» SET PROBLEM
Give only the number of lines in the listing below where the string "page" occurs.

» MATERIALS PROVIDED
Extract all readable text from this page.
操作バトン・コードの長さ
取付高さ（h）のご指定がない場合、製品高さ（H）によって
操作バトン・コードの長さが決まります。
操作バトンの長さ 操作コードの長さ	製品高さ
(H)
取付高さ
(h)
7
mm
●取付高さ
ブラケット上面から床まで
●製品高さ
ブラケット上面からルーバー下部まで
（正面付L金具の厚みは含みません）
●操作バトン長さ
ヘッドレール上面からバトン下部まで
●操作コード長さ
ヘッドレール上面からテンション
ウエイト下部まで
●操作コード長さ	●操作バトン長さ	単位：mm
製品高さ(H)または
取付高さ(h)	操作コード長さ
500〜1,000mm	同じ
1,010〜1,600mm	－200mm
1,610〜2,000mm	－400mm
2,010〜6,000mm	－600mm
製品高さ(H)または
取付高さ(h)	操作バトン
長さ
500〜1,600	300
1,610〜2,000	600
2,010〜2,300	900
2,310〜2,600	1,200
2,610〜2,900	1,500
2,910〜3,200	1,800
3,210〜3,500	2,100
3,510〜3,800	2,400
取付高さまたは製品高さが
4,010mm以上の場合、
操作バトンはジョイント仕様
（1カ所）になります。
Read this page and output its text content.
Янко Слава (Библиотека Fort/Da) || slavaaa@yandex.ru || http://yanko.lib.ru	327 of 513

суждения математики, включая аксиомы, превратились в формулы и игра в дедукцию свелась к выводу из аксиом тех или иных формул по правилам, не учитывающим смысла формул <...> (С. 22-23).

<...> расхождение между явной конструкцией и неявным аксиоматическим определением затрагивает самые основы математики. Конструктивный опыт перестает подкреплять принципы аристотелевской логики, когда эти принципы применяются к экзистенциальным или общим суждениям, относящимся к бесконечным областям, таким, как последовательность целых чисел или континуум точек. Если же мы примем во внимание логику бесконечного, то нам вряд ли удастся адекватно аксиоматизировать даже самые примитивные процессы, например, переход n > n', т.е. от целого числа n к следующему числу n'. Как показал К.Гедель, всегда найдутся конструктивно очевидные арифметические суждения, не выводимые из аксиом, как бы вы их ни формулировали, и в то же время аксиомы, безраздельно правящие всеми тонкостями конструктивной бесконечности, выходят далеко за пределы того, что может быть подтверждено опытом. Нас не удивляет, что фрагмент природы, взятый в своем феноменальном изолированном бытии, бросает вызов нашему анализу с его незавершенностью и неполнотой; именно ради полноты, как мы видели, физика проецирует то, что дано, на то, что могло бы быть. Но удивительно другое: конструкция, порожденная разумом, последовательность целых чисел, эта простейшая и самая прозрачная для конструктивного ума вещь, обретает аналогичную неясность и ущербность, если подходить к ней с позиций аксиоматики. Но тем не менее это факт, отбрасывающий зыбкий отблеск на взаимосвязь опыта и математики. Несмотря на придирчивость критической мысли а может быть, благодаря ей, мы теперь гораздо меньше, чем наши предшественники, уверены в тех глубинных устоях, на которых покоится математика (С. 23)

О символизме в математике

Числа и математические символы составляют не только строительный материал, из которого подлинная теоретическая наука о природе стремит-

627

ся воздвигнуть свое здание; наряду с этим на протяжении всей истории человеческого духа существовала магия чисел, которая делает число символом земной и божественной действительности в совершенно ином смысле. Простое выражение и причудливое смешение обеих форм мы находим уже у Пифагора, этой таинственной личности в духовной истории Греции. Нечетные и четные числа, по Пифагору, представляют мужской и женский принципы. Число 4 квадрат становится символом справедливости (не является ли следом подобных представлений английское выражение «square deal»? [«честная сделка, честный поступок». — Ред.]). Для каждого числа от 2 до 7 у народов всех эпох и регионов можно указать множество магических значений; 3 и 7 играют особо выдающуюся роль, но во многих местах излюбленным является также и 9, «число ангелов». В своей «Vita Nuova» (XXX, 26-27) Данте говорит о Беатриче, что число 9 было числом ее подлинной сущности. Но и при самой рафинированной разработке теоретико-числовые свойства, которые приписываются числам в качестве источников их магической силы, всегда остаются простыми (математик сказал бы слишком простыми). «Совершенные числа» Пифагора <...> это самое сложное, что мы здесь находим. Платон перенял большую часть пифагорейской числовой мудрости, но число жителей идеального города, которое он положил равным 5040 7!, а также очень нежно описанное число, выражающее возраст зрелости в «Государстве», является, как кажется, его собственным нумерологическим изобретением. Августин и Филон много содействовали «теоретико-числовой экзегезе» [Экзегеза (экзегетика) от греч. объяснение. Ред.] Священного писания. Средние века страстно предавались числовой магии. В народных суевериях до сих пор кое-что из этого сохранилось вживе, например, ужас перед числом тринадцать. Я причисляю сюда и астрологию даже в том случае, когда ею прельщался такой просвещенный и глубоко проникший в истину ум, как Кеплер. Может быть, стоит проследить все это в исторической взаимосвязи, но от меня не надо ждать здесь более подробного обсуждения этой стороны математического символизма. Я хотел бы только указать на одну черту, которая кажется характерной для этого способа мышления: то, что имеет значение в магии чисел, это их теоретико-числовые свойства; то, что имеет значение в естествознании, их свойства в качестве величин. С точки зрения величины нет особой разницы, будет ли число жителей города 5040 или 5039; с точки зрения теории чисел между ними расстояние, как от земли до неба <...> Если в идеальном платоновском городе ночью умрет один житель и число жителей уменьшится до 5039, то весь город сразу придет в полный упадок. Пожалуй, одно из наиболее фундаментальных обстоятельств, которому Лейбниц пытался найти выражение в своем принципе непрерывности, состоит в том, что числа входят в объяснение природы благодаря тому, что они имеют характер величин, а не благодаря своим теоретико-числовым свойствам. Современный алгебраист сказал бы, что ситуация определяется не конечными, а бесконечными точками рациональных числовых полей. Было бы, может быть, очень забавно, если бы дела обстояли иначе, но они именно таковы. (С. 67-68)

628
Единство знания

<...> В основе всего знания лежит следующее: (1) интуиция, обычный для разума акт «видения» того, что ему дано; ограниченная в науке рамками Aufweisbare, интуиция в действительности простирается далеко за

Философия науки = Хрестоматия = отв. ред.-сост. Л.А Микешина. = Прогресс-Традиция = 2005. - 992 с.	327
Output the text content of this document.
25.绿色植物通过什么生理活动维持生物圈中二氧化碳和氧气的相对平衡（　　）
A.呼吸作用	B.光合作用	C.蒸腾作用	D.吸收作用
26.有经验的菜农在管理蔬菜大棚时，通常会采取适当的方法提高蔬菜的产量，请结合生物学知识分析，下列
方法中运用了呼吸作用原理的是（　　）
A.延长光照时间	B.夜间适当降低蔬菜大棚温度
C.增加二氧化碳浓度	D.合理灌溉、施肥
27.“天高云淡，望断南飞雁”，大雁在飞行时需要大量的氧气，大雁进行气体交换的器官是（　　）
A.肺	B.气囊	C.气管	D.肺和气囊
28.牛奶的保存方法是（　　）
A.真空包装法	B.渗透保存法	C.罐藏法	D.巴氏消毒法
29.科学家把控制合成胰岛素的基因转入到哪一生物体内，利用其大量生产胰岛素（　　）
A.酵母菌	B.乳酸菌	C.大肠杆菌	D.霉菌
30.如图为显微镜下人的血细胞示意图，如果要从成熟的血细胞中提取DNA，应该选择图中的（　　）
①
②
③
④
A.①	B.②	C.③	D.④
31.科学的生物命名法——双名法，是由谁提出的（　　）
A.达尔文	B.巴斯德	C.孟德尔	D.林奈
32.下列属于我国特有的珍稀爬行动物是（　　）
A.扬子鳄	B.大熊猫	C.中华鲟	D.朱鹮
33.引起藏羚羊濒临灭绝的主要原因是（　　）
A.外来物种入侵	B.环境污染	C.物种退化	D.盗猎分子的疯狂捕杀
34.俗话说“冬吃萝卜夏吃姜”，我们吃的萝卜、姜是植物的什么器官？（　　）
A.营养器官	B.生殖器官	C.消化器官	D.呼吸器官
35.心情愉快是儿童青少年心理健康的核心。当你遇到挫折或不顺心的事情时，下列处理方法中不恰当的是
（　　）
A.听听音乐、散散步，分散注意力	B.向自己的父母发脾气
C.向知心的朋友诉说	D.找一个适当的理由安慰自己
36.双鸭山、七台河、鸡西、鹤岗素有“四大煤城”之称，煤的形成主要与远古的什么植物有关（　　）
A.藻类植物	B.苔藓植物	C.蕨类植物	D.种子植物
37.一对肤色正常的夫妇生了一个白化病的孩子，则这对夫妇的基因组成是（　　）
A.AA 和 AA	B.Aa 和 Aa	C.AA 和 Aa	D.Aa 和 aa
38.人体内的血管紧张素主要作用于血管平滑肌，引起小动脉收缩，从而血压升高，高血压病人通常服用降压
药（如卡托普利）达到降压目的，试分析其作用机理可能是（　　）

» EXERCISE OUTPUT
2